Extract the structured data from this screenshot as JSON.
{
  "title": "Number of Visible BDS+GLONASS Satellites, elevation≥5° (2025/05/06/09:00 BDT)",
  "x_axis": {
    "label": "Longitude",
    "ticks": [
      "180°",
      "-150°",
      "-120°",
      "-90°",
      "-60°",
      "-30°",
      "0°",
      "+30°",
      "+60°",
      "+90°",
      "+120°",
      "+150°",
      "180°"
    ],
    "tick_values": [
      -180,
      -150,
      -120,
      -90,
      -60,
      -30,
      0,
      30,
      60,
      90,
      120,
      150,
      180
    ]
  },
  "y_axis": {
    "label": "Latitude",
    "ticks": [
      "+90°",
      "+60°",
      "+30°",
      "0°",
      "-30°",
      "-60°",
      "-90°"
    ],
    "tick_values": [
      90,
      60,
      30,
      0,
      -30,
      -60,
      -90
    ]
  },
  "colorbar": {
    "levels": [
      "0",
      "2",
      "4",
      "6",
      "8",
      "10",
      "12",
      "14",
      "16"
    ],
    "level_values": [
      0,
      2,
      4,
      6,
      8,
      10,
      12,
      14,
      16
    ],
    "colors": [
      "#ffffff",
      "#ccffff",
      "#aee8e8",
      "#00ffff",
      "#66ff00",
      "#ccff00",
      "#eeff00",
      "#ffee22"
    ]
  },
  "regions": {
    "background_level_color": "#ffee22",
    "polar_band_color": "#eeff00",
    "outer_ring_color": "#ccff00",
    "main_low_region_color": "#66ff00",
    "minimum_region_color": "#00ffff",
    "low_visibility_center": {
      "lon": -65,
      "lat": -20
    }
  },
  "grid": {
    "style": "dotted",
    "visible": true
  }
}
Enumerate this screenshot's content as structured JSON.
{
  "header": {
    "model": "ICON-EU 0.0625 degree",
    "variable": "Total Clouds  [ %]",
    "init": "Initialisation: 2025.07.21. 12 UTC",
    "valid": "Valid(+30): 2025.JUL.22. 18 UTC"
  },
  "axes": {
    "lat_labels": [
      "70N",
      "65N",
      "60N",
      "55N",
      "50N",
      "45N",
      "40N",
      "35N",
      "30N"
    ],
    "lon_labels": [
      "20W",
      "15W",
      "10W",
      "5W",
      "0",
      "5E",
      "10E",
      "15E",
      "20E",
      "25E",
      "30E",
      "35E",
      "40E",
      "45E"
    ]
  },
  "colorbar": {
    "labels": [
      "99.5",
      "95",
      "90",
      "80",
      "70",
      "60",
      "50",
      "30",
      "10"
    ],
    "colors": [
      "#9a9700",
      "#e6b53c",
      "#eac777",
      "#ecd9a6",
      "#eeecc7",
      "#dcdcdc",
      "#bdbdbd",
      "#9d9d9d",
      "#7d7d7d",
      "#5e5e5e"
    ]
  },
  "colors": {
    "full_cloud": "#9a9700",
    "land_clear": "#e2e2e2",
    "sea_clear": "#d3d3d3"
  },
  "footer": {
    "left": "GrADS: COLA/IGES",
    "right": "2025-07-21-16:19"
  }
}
• • •
◆ **WHAT YOU SHOULD DO**: Your task is to repeat every entry exactly.

◆ **SOLUTION TO THIS TASK**:
Extract the structured data from this screenshot as JSON.
{
  "title": "Number of Visible BDS+GLONASS Satellites, elevation≥5° (2025/05/06/09:00 BDT)",
  "x_axis": {
    "label": "Longitude",
    "ticks": [
      "180°",
      "-150°",
      "-120°",
      "-90°",
      "-60°",
      "-30°",
      "0°",
      "+30°",
      "+60°",
      "+90°",
      "+120°",
      "+150°",
      "180°"
    ],
    "tick_values": [
      -180,
      -150,
      -120,
      -90,
      -60,
      -30,
      0,
      30,
      60,
      90,
      120,
      150,
      180
    ]
  },
  "y_axis": {
    "label": "Latitude",
    "ticks": [
      "+90°",
      "+60°",
      "+30°",
      "0°",
      "-30°",
      "-60°",
      "-90°"
    ],
    "tick_values": [
      90,
      60,
      30,
      0,
      -30,
      -60,
      -90
    ]
  },
  "colorbar": {
    "levels": [
      "0",
      "2",
      "4",
      "6",
      "8",
      "10",
      "12",
      "14",
      "16"
    ],
    "level_values": [
      0,
      2,
      4,
      6,
      8,
      10,
      12,
      14,
      16
    ],
    "colors": [
      "#ffffff",
      "#ccffff",
      "#aee8e8",
      "#00ffff",
      "#66ff00",
      "#ccff00",
      "#eeff00",
      "#ffee22"
    ]
  },
  "regions": {
    "background_level_color": "#ffee22",
    "polar_band_color": "#eeff00",
    "outer_ring_color": "#ccff00",
    "main_low_region_color": "#66ff00",
    "minimum_region_color": "#00ffff",
    "low_visibility_center": {
      "lon": -65,
      "lat": -20
    }
  },
  "grid": {
    "style": "dotted",
    "visible": true
  }
}
Enumerate this screenshot's content as structured JSON.
{
  "header": {
    "model": "ICON-EU 0.0625 degree",
    "variable": "Total Clouds  [ %]",
    "init": "Initialisation: 2025.07.21. 12 UTC",
    "valid": "Valid(+30): 2025.JUL.22. 18 UTC"
  },
  "axes": {
    "lat_labels": [
      "70N",
      "65N",
      "60N",
      "55N",
      "50N",
      "45N",
      "40N",
      "35N",
      "30N"
    ],
    "lon_labels": [
      "20W",
      "15W",
      "10W",
      "5W",
      "0",
      "5E",
      "10E",
      "15E",
      "20E",
      "25E",
      "30E",
      "35E",
      "40E",
      "45E"
    ]
  },
  "colorbar": {
    "labels": [
      "99.5",
      "95",
      "90",
      "80",
      "70",
      "60",
      "50",
      "30",
      "10"
    ],
    "colors": [
      "#9a9700",
      "#e6b53c",
      "#eac777",
      "#ecd9a6",
      "#eeecc7",
      "#dcdcdc",
      "#bdbdbd",
      "#9d9d9d",
      "#7d7d7d",
      "#5e5e5e"
    ]
  },
  "colors": {
    "full_cloud": "#9a9700",
    "land_clear": "#e2e2e2",
    "sea_clear": "#d3d3d3"
  },
  "footer": {
    "left": "GrADS: COLA/IGES",
    "right": "2025-07-21-16:19"
  }
}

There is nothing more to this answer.